DIRECTIONS FOR THIS TASK » Determine how many lines include "Style". Give the number and nothing else.

DATA FOR THIS TASK »
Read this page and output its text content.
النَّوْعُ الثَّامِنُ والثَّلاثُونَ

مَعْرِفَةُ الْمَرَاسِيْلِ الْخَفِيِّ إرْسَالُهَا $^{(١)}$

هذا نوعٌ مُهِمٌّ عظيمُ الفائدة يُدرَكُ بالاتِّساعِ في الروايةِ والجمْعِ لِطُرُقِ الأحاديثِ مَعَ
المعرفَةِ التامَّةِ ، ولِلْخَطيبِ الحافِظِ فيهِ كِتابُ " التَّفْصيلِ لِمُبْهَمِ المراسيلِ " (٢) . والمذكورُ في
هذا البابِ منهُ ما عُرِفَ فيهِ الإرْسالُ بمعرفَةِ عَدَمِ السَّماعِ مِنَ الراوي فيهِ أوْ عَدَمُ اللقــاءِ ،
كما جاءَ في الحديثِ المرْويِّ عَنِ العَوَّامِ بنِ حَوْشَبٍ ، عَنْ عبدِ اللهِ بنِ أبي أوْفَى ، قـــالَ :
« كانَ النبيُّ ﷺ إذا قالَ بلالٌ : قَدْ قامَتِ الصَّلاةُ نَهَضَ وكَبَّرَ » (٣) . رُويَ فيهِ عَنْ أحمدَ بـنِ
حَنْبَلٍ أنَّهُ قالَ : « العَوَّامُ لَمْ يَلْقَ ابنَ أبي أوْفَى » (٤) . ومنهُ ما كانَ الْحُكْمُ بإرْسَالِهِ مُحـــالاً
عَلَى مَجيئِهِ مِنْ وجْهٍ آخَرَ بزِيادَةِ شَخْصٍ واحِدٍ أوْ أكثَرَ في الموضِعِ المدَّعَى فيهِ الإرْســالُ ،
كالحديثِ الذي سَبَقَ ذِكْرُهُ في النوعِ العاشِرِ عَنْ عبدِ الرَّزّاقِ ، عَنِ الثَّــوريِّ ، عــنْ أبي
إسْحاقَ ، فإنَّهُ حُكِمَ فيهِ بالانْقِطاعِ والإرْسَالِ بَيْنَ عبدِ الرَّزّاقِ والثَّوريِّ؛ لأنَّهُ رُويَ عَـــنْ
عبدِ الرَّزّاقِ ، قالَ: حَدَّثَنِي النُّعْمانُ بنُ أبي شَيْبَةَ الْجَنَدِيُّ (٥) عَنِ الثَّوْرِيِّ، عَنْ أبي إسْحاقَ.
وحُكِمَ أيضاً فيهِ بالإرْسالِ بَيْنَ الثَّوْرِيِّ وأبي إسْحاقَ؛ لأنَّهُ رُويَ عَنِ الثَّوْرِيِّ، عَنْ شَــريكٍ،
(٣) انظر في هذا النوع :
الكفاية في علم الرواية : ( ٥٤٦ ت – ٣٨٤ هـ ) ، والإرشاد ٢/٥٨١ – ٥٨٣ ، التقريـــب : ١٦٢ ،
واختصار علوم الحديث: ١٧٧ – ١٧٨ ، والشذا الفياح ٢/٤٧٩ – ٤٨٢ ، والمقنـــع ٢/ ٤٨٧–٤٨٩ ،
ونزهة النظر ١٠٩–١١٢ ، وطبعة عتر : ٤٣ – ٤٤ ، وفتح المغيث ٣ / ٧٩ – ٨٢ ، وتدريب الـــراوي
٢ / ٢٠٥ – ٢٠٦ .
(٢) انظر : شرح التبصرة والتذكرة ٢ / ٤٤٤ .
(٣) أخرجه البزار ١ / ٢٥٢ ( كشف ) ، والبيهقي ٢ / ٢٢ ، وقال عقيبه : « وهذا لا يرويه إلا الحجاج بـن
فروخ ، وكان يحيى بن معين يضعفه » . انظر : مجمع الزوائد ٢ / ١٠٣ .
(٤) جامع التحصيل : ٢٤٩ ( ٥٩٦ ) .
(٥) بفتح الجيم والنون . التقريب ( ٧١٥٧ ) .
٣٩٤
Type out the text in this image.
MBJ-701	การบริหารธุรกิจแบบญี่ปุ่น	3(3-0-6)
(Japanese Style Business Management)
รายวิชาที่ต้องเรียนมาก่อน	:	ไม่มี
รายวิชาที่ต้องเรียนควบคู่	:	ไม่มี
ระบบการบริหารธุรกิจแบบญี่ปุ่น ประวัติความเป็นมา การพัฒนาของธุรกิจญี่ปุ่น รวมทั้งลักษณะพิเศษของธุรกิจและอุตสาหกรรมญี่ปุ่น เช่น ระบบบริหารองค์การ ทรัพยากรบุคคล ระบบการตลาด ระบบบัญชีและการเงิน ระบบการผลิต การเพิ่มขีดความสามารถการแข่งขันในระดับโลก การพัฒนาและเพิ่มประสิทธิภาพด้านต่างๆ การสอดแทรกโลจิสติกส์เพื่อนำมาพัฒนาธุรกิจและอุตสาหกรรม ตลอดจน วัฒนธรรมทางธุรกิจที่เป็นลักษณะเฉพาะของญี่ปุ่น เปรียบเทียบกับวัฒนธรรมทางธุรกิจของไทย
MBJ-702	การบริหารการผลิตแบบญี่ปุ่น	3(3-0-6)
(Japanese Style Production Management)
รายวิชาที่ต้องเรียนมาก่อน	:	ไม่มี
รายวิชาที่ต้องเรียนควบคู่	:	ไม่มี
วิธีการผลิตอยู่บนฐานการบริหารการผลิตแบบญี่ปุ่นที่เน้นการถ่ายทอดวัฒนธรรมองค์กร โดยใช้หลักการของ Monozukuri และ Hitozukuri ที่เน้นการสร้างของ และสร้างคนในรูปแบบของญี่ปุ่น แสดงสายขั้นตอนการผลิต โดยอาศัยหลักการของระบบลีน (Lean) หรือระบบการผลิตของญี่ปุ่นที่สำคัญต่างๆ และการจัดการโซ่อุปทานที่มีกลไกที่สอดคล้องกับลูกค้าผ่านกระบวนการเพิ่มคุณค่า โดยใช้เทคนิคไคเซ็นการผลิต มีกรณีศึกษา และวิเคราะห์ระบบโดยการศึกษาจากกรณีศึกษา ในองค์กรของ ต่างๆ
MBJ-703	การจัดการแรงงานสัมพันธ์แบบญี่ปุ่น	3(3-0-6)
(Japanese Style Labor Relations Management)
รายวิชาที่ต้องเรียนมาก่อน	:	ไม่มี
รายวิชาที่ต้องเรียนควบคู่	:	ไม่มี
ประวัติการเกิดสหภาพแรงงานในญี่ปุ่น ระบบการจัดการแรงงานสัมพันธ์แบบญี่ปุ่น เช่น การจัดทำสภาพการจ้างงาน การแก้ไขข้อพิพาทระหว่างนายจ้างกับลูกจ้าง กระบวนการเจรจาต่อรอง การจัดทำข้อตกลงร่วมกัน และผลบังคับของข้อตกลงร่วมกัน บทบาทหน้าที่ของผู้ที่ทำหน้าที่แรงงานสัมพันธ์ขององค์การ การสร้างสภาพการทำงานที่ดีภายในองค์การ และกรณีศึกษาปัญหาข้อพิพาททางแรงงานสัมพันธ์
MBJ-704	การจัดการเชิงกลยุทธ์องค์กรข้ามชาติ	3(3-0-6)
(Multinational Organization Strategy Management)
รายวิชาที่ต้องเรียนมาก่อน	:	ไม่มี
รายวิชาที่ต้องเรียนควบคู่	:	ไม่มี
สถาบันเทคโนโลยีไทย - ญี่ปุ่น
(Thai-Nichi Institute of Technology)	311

ANSWER » 3